▶ _GIVEN PROBLEM_
Copy every one of the items below verbatim, line by line, changing nothing.

▶ _Bounding box entries_
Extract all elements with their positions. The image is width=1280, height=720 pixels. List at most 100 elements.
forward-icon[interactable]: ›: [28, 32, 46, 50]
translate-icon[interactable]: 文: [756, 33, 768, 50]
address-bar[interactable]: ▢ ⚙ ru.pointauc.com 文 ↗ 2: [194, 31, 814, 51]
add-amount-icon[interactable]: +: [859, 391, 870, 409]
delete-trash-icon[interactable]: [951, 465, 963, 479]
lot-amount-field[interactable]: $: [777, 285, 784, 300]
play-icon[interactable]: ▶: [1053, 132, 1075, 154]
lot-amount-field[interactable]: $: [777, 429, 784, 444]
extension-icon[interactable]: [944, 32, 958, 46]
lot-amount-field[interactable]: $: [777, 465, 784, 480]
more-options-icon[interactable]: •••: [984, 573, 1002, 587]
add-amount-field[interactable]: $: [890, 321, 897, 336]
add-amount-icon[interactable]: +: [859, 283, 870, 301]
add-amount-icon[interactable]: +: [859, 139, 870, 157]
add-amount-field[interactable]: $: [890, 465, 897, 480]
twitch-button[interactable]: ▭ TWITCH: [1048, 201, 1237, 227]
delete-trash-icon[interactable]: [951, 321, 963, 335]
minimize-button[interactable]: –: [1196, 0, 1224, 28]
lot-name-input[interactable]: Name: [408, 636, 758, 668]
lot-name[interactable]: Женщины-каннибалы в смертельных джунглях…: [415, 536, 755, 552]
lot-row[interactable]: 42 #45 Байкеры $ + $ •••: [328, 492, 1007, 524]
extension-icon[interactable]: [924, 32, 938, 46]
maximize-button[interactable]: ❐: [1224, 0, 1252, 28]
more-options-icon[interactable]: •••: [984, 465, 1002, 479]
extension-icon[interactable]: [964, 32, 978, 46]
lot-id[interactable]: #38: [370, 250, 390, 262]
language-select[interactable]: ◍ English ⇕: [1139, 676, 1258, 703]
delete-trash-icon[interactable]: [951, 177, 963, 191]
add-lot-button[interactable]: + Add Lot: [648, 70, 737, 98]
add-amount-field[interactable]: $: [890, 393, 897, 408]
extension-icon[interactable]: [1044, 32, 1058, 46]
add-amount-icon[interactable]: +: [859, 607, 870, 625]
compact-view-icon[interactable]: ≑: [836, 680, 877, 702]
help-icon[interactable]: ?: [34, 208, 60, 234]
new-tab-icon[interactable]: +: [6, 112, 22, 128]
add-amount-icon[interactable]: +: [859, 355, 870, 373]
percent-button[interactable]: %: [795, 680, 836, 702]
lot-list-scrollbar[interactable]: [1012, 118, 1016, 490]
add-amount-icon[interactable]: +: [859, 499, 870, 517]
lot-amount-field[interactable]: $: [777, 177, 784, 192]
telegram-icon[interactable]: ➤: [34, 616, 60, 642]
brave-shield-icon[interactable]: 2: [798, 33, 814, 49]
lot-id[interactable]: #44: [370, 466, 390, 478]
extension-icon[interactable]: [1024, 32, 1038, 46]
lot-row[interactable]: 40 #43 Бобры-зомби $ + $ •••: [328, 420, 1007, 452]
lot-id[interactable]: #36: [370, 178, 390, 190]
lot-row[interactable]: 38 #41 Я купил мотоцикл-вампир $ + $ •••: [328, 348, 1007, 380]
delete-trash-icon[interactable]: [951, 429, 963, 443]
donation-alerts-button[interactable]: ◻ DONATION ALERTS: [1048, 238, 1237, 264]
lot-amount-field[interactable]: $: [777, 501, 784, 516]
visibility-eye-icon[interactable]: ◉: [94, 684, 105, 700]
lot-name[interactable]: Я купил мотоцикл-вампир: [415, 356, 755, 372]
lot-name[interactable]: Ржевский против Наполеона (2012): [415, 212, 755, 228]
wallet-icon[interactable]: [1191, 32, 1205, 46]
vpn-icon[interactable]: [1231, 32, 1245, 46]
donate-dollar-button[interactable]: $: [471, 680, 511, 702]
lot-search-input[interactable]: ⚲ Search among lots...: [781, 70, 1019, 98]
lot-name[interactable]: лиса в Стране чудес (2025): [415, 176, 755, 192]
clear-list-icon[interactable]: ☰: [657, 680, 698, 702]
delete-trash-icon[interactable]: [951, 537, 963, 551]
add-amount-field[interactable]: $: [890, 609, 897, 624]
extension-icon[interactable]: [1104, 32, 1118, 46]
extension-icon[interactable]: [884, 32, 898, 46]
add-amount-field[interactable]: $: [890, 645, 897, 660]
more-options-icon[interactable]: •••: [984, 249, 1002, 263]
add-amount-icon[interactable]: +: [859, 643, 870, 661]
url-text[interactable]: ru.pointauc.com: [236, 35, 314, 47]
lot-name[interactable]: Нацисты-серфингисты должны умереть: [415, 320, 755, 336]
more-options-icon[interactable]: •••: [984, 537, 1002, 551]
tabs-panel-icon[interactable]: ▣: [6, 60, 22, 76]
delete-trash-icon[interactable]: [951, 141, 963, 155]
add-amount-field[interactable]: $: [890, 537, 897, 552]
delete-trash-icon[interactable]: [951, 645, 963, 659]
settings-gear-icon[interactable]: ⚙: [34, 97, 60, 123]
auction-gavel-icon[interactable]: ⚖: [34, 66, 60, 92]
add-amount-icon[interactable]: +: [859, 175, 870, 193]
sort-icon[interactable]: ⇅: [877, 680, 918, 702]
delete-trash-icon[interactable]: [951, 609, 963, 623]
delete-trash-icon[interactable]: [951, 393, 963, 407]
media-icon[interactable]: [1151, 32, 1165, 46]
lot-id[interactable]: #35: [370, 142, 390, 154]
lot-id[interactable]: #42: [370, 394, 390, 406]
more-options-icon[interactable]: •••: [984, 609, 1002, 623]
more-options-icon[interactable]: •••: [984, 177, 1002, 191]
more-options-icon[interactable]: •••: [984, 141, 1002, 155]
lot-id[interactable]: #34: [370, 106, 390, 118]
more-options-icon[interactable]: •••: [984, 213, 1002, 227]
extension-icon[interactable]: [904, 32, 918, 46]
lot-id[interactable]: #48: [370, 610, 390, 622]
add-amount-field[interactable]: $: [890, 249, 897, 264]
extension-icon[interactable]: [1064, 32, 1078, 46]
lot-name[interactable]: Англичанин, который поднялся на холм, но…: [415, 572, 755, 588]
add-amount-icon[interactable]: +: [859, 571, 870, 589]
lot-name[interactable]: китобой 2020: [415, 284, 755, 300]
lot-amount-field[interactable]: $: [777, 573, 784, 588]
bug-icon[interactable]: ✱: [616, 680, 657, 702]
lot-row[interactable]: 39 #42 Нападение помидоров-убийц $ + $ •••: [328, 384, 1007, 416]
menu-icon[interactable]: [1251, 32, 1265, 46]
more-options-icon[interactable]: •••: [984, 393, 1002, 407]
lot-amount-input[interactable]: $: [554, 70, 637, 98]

▶ _EXPECTED ANSWER_
Extract all elements with their positions. The image is width=1280, height=720 pixels. List at most 100 elements.
forward-icon[interactable]: ›: [28, 32, 46, 50]
translate-icon[interactable]: 文: [756, 33, 768, 50]
address-bar[interactable]: ▢ ⚙ ru.pointauc.com 文 ↗ 2: [194, 31, 814, 51]
add-amount-icon[interactable]: +: [859, 391, 870, 409]
delete-trash-icon[interactable]: [951, 465, 963, 479]
lot-amount-field[interactable]: $: [777, 285, 784, 300]
play-icon[interactable]: ▶: [1053, 132, 1075, 154]
lot-amount-field[interactable]: $: [777, 429, 784, 444]
extension-icon[interactable]: [944, 32, 958, 46]
lot-amount-field[interactable]: $: [777, 465, 784, 480]
more-options-icon[interactable]: •••: [984, 573, 1002, 587]
add-amount-field[interactable]: $: [890, 321, 897, 336]
add-amount-icon[interactable]: +: [859, 283, 870, 301]
add-amount-icon[interactable]: +: [859, 139, 870, 157]
add-amount-field[interactable]: $: [890, 465, 897, 480]
twitch-button[interactable]: ▭ TWITCH: [1048, 201, 1237, 227]
delete-trash-icon[interactable]: [951, 321, 963, 335]
minimize-button[interactable]: –: [1196, 0, 1224, 28]
lot-name-input[interactable]: Name: [408, 636, 758, 668]
lot-name[interactable]: Женщины-каннибалы в смертельных джунглях…: [415, 536, 755, 552]
lot-row[interactable]: 42 #45 Байкеры $ + $ •••: [328, 492, 1007, 524]
extension-icon[interactable]: [924, 32, 938, 46]
maximize-button[interactable]: ❐: [1224, 0, 1252, 28]
more-options-icon[interactable]: •••: [984, 465, 1002, 479]
extension-icon[interactable]: [964, 32, 978, 46]
lot-id[interactable]: #38: [370, 250, 390, 262]
language-select[interactable]: ◍ English ⇕: [1139, 676, 1258, 703]
delete-trash-icon[interactable]: [951, 177, 963, 191]
add-lot-button[interactable]: + Add Lot: [648, 70, 737, 98]
add-amount-field[interactable]: $: [890, 393, 897, 408]
extension-icon[interactable]: [1044, 32, 1058, 46]
add-amount-icon[interactable]: +: [859, 607, 870, 625]
compact-view-icon[interactable]: ≑: [836, 680, 877, 702]
help-icon[interactable]: ?: [34, 208, 60, 234]
new-tab-icon[interactable]: +: [6, 112, 22, 128]
add-amount-icon[interactable]: +: [859, 355, 870, 373]
percent-button[interactable]: %: [795, 680, 836, 702]
lot-list-scrollbar[interactable]: [1012, 118, 1016, 490]
add-amount-icon[interactable]: +: [859, 499, 870, 517]
lot-amount-field[interactable]: $: [777, 177, 784, 192]
telegram-icon[interactable]: ➤: [34, 616, 60, 642]
brave-shield-icon[interactable]: 2: [798, 33, 814, 49]
lot-id[interactable]: #44: [370, 466, 390, 478]
extension-icon[interactable]: [1024, 32, 1038, 46]
lot-row[interactable]: 40 #43 Бобры-зомби $ + $ •••: [328, 420, 1007, 452]
lot-id[interactable]: #36: [370, 178, 390, 190]
lot-row[interactable]: 38 #41 Я купил мотоцикл-вампир $ + $ •••: [328, 348, 1007, 380]
delete-trash-icon[interactable]: [951, 429, 963, 443]
donation-alerts-button[interactable]: ◻ DONATION ALERTS: [1048, 238, 1237, 264]
lot-amount-field[interactable]: $: [777, 501, 784, 516]
visibility-eye-icon[interactable]: ◉: [94, 684, 105, 700]
lot-name[interactable]: Я купил мотоцикл-вампир: [415, 356, 755, 372]
lot-name[interactable]: Ржевский против Наполеона (2012): [415, 212, 755, 228]
wallet-icon[interactable]: [1191, 32, 1205, 46]
vpn-icon[interactable]: [1231, 32, 1245, 46]
donate-dollar-button[interactable]: $: [471, 680, 511, 702]
lot-search-input[interactable]: ⚲ Search among lots...: [781, 70, 1019, 98]
lot-name[interactable]: лиса в Стране чудес (2025): [415, 176, 755, 192]
clear-list-icon[interactable]: ☰: [657, 680, 698, 702]
delete-trash-icon[interactable]: [951, 537, 963, 551]
add-amount-field[interactable]: $: [890, 609, 897, 624]
extension-icon[interactable]: [1104, 32, 1118, 46]
extension-icon[interactable]: [884, 32, 898, 46]
add-amount-field[interactable]: $: [890, 645, 897, 660]
more-options-icon[interactable]: •••: [984, 249, 1002, 263]
add-amount-icon[interactable]: +: [859, 643, 870, 661]
url-text[interactable]: ru.pointauc.com: [236, 35, 314, 47]
lot-name[interactable]: Нацисты-серфингисты должны умереть: [415, 320, 755, 336]
more-options-icon[interactable]: •••: [984, 537, 1002, 551]
tabs-panel-icon[interactable]: ▣: [6, 60, 22, 76]
delete-trash-icon[interactable]: [951, 141, 963, 155]
add-amount-field[interactable]: $: [890, 537, 897, 552]
delete-trash-icon[interactable]: [951, 645, 963, 659]
settings-gear-icon[interactable]: ⚙: [34, 97, 60, 123]
auction-gavel-icon[interactable]: ⚖: [34, 66, 60, 92]
add-amount-icon[interactable]: +: [859, 175, 870, 193]
sort-icon[interactable]: ⇅: [877, 680, 918, 702]
delete-trash-icon[interactable]: [951, 609, 963, 623]
delete-trash-icon[interactable]: [951, 393, 963, 407]
media-icon[interactable]: [1151, 32, 1165, 46]
lot-id[interactable]: #35: [370, 142, 390, 154]
lot-id[interactable]: #42: [370, 394, 390, 406]
more-options-icon[interactable]: •••: [984, 609, 1002, 623]
more-options-icon[interactable]: •••: [984, 177, 1002, 191]
more-options-icon[interactable]: •••: [984, 141, 1002, 155]
lot-id[interactable]: #34: [370, 106, 390, 118]
more-options-icon[interactable]: •••: [984, 213, 1002, 227]
extension-icon[interactable]: [904, 32, 918, 46]
lot-id[interactable]: #48: [370, 610, 390, 622]
add-amount-field[interactable]: $: [890, 249, 897, 264]
extension-icon[interactable]: [1064, 32, 1078, 46]
lot-name[interactable]: Англичанин, который поднялся на холм, но…: [415, 572, 755, 588]
add-amount-icon[interactable]: +: [859, 571, 870, 589]
lot-name[interactable]: китобой 2020: [415, 284, 755, 300]
lot-amount-field[interactable]: $: [777, 573, 784, 588]
bug-icon[interactable]: ✱: [616, 680, 657, 702]
lot-row[interactable]: 39 #42 Нападение помидоров-убийц $ + $ •••: [328, 384, 1007, 416]
menu-icon[interactable]: [1251, 32, 1265, 46]
more-options-icon[interactable]: •••: [984, 393, 1002, 407]
lot-amount-input[interactable]: $: [554, 70, 637, 98]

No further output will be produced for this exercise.